> The problem:
Report only the number of lines that hold the word "From".

Collected data:
—————

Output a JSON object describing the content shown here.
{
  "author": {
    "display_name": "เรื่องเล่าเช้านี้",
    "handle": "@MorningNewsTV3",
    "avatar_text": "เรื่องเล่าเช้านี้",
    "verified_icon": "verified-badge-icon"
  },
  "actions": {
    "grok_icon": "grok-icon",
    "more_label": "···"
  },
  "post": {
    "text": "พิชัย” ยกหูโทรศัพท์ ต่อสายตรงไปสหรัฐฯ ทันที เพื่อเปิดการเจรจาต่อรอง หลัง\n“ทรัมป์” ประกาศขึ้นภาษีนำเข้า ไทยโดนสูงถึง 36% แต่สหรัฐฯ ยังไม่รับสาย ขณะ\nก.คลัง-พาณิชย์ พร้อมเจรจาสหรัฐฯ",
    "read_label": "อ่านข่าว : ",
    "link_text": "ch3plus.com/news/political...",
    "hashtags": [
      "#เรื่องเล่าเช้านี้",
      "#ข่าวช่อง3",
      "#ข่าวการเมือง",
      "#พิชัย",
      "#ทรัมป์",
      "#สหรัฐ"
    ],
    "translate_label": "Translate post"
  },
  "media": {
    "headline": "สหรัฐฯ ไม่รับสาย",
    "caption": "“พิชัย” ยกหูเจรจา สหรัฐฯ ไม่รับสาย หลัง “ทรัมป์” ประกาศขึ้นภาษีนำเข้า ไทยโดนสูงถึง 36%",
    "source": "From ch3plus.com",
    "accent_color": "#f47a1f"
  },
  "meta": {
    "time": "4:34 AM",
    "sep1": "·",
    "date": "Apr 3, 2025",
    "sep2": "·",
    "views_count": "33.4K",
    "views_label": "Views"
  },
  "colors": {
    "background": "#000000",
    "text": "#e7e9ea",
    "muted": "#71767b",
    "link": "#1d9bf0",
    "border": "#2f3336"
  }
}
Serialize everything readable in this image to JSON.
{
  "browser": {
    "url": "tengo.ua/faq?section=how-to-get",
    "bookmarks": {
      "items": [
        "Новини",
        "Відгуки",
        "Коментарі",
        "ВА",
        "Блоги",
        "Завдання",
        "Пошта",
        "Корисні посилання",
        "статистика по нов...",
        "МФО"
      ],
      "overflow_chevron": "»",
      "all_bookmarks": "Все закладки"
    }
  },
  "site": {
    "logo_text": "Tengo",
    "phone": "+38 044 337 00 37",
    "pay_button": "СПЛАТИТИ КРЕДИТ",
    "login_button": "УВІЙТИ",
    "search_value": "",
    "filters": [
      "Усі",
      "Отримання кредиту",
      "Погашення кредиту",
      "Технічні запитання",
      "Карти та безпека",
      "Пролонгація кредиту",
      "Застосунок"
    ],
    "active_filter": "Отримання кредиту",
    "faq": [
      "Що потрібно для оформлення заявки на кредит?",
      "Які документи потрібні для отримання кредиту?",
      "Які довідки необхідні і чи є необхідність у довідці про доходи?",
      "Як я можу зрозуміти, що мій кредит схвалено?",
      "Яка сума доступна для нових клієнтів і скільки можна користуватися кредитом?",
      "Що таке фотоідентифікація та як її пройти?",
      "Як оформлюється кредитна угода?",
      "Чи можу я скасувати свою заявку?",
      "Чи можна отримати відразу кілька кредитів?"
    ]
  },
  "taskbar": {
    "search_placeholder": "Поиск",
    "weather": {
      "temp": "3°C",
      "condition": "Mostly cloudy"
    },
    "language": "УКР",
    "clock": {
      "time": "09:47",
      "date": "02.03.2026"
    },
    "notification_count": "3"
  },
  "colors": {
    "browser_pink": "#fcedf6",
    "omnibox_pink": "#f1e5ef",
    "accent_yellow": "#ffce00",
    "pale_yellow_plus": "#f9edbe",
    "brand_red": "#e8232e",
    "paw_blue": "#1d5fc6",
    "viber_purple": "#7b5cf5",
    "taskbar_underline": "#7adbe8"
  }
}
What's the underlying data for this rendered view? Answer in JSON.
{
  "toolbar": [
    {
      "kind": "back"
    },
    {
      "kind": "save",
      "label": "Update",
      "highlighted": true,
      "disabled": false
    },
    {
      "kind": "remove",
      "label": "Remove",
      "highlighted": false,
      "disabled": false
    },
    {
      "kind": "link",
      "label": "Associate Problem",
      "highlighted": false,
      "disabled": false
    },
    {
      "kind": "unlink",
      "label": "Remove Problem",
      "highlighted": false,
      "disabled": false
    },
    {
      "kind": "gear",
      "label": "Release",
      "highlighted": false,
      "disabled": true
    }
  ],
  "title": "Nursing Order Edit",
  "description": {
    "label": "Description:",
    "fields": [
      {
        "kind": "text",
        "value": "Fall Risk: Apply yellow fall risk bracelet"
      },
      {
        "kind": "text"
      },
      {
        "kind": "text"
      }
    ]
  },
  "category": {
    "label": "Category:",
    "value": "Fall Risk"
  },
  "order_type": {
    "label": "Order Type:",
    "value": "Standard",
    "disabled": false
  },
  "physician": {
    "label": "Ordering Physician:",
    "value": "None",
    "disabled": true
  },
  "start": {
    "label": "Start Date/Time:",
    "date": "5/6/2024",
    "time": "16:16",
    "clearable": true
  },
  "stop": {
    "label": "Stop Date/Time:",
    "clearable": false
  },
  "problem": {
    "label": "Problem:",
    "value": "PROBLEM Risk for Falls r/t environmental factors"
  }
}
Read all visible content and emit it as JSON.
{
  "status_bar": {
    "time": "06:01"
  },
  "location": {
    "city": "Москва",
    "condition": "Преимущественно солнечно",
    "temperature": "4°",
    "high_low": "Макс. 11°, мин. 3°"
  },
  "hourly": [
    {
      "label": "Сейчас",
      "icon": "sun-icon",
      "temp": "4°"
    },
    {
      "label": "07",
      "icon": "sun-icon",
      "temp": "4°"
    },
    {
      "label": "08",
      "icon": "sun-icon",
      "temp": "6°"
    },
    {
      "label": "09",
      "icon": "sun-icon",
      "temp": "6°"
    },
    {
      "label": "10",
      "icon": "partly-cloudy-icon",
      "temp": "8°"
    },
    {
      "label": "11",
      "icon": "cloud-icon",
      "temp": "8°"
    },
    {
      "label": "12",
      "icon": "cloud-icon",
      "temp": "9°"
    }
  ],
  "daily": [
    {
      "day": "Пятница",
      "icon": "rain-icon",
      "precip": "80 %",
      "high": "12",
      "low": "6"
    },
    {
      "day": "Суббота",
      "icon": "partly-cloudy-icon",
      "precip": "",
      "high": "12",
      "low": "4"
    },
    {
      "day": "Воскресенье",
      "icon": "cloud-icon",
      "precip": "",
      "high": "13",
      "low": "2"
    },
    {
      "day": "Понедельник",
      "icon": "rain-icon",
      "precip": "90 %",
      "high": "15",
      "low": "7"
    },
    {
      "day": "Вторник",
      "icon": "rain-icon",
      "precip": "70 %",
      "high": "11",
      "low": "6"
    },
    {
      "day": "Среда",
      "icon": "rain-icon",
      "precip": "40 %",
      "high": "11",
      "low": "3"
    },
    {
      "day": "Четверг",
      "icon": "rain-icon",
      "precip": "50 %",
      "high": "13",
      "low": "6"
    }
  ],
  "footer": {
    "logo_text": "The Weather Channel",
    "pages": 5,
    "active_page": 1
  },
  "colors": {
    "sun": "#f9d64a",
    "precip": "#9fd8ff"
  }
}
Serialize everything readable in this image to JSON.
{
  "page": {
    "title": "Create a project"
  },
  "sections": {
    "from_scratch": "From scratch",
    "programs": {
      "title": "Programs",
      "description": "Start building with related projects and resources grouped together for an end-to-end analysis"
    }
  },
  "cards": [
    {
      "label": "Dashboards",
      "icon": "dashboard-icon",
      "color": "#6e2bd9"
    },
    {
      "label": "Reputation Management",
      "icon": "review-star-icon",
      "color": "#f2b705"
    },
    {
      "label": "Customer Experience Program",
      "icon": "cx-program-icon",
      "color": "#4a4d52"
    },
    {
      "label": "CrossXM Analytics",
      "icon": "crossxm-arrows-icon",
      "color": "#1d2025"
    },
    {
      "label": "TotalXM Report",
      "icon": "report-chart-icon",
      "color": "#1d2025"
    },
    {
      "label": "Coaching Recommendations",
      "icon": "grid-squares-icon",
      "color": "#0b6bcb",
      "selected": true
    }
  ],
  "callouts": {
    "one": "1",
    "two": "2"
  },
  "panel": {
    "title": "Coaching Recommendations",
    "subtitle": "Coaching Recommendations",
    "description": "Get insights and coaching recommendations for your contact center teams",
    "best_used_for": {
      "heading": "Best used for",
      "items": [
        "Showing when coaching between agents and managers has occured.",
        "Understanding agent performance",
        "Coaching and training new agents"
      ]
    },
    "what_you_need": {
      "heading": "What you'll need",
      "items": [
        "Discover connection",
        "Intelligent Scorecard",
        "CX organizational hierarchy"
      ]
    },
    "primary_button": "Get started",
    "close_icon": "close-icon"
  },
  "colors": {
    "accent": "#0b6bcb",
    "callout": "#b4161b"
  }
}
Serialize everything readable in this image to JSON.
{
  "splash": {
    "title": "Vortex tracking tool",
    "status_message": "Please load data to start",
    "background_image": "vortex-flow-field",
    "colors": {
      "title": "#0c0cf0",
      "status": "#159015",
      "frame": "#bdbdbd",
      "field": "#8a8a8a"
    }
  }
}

—————

> Task result:
2